Exercise aim:
Can you carry on the passage about the South China Morning Post features department's coverage of the Hong Kong handover, starting right after its final sentence?

++++ Passage provided ++++

As the world focused its gaze on Hong Kong and the global media swarmed to cover an event unprecedented in history, one South China Morning Post features writer spent the evening with a family in Ping Shan in the New Territories, far from the journalistic frenzy at the Convention and Exhibition Centre.

Wendy Kan was typical of features writers on Monday, June 30. She and her colleagues planned to relate a different story to the high- profile pomp and circumstance of the handover ceremony being broadcast round the world - the story of how it affected the lives of the people of Hong Kong.

'We were all experiencing a significant moment and it was important that we reflected how the everyday people of Hong Kong felt,' Kan said.

From the views of the community to heavyweight political interviews to simple but important details of social events, the features department aimed to give the broadest possible coverage to what was one of the most important news events in Hong Kong this century.

'Part of our job is to go behind the news to try to work out its significance,' said features editor Charles Anderson. 'So, the features writers and those from other departments, such as political editor Chris Yeung and China editor Willy Wo-Lap Lam, picked up issues and told readers what their effects would be, such as the row over the disbanding of the Legislative Council, the race for the Chief Executive, and what was seen at the time to be threats to the independence of the judiciary.' The features department began its major handover coverage in March this year with Tung's Agenda, a series of articles by public policy editor C. K. Lau that studied the areas on which the new Chief Executive Tung Chee-hwa would have to concentrate to make the SAR Government run smoothly.

Regular columnists, outside experts in different fields and politicians provided insight and all shades of opinion, while the department maintained a balance with other world and local issues.

++++ Dataset excerpt ++++

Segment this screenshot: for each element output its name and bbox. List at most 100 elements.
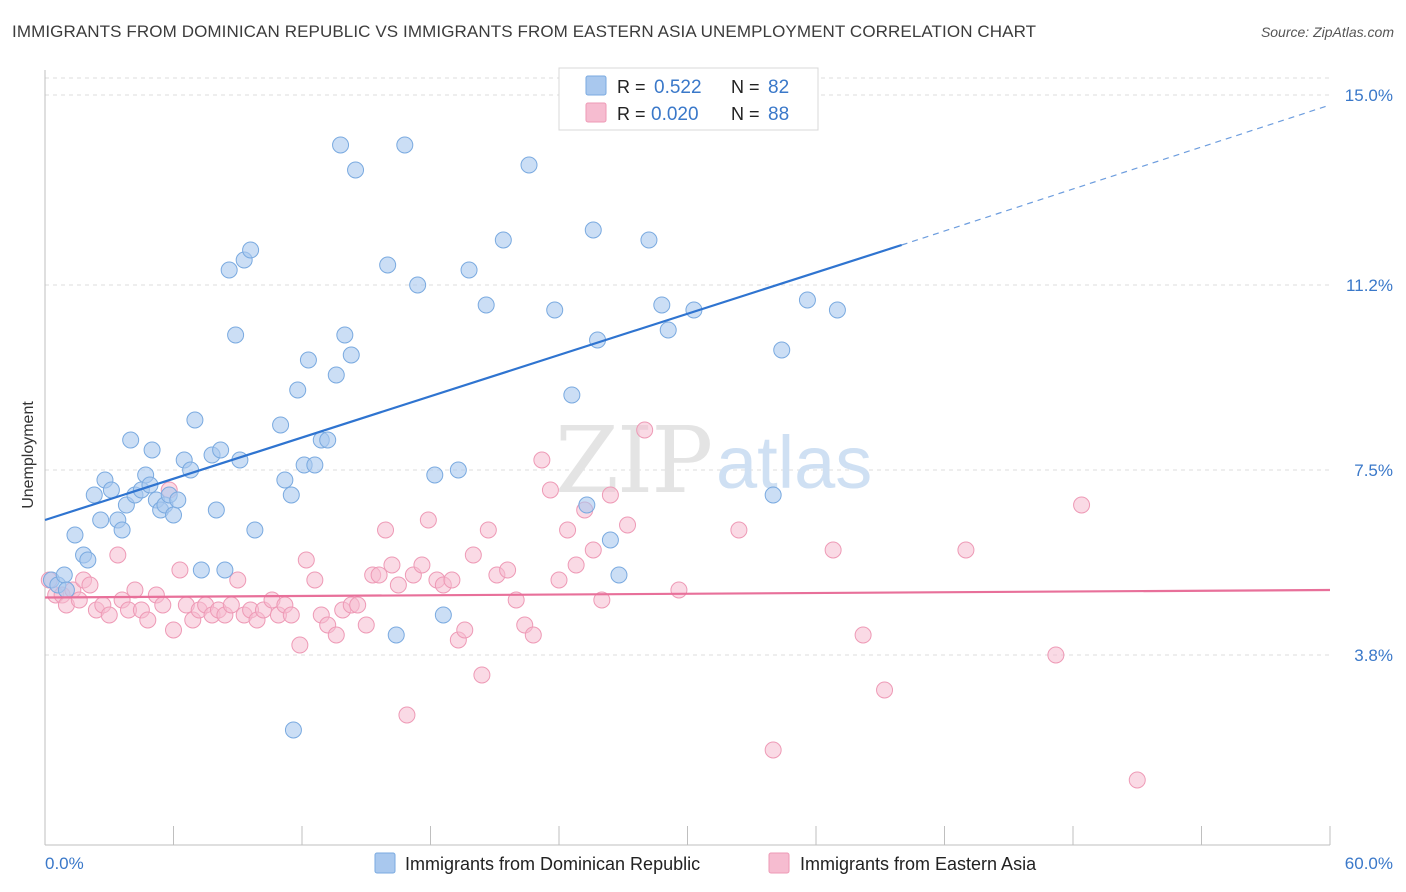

++++

Answer to this exercise:
In the weeks before the handover, the department ran two major series: My Hong Kong and Era of Change.

'My Hong Kong consisted of first person pieces by the ordinary people of Hong Kong: Chinese, expatriates, whoever had a stake in the place, its past and its future,' Anderson said. 'Era of Change was more wide-ranging. Staff writers put their heads together and came up with a 14-part series that mirrored Hong Kong at that time, from an interview with Governor Chris Patten in which he revealed what he would miss about the place, to a trip to Po Toi to talk to islanders who hardly knew the handover was happening.' One article in the series was by a young Hong Konger with mixed emotions about the change of sovereignty. He told how his family's feelings were split three ways: his grandfather's old deep-seated mistrust of the Communists; his father's optimism about reunification; and his own uncertainty.

There was also a series on how the international media viewed the handover.

As June 30 approached, leading political figures, from Tung Chee- hwa to Democratic Party leader Martin Lee Chu-ming, contributed their views on what lies ahead.

'While it's been exciting and challenging for all of us, the handover did not stop on July 1,' Anderson said.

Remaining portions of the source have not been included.